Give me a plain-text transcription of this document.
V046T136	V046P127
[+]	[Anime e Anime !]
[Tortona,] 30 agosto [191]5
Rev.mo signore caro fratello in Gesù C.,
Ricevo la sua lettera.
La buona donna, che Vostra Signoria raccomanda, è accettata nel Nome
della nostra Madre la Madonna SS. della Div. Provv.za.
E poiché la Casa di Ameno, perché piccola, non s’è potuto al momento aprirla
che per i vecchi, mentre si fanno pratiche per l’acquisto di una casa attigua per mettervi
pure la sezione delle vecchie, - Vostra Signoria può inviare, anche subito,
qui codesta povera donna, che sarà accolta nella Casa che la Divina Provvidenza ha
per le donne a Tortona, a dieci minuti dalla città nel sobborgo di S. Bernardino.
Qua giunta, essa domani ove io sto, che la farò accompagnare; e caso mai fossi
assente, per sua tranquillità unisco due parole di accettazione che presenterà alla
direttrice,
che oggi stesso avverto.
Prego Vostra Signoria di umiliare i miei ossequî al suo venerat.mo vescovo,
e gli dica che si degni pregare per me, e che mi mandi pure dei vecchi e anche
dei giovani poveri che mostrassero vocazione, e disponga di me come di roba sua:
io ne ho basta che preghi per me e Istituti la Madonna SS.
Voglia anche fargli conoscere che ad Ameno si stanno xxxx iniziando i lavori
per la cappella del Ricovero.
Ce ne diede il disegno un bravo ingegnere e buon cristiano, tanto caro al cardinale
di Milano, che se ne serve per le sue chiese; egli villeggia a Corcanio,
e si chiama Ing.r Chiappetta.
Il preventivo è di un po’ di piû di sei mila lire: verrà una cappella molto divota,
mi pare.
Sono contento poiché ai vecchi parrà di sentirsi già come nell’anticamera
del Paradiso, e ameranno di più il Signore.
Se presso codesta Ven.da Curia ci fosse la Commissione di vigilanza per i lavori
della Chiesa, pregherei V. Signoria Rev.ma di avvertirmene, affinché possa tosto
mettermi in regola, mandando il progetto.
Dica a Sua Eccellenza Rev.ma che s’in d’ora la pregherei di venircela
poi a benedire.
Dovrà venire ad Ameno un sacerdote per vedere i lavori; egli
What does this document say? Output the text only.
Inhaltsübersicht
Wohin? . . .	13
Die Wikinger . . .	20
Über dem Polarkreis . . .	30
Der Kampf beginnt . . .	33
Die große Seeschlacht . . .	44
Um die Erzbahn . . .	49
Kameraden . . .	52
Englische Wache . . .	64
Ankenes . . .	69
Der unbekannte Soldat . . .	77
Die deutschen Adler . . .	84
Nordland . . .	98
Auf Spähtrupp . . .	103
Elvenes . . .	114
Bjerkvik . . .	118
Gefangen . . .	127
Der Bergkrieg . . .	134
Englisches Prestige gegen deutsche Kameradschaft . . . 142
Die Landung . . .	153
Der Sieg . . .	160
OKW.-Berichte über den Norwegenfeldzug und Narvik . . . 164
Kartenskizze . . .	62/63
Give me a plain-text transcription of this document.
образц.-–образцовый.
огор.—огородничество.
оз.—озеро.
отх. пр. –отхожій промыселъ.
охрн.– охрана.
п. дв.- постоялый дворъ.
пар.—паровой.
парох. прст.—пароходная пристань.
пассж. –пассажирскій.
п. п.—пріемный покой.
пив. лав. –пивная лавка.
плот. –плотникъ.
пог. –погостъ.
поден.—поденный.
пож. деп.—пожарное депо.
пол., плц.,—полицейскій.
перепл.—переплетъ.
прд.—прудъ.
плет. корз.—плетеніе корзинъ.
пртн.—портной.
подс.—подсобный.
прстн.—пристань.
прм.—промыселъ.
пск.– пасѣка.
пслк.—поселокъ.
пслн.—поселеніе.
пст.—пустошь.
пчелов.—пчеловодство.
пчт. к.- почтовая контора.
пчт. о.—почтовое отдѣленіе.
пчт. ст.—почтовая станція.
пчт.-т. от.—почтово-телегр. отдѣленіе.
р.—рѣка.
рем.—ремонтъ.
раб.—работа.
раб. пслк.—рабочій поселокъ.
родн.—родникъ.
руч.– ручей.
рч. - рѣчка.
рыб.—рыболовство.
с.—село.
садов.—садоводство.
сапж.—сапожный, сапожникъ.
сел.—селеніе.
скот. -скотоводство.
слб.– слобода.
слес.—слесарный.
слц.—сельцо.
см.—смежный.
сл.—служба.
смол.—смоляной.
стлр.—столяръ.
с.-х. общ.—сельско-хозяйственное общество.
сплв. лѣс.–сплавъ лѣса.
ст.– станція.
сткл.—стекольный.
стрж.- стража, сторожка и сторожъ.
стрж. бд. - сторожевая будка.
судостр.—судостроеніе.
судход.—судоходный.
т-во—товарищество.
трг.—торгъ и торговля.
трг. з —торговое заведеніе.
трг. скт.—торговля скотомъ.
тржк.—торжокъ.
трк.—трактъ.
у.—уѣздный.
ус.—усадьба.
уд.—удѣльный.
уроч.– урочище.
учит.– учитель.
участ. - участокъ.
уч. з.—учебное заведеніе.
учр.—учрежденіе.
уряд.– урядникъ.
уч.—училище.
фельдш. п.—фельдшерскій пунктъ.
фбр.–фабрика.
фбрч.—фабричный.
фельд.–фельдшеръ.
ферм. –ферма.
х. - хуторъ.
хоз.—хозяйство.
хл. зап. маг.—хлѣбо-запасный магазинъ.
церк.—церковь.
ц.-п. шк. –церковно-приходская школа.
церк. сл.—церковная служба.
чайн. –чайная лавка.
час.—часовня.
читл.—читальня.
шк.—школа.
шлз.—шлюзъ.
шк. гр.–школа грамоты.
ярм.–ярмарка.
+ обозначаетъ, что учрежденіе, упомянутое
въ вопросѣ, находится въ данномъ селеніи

> [Your goal] Copy out each line that contains the word "Signoria".

> [Exercise response]
La buona donna, che Vostra Signoria raccomanda, è accettata nel Nome
pure la sezione delle vecchie, - Vostra Signoria può inviare, anche subito,
Prego Vostra Signoria di umiliare i miei ossequî al suo venerat.mo vescovo,
della Chiesa, pregherei V. Signoria Rev.ma di avvertirmene, affinché possa tosto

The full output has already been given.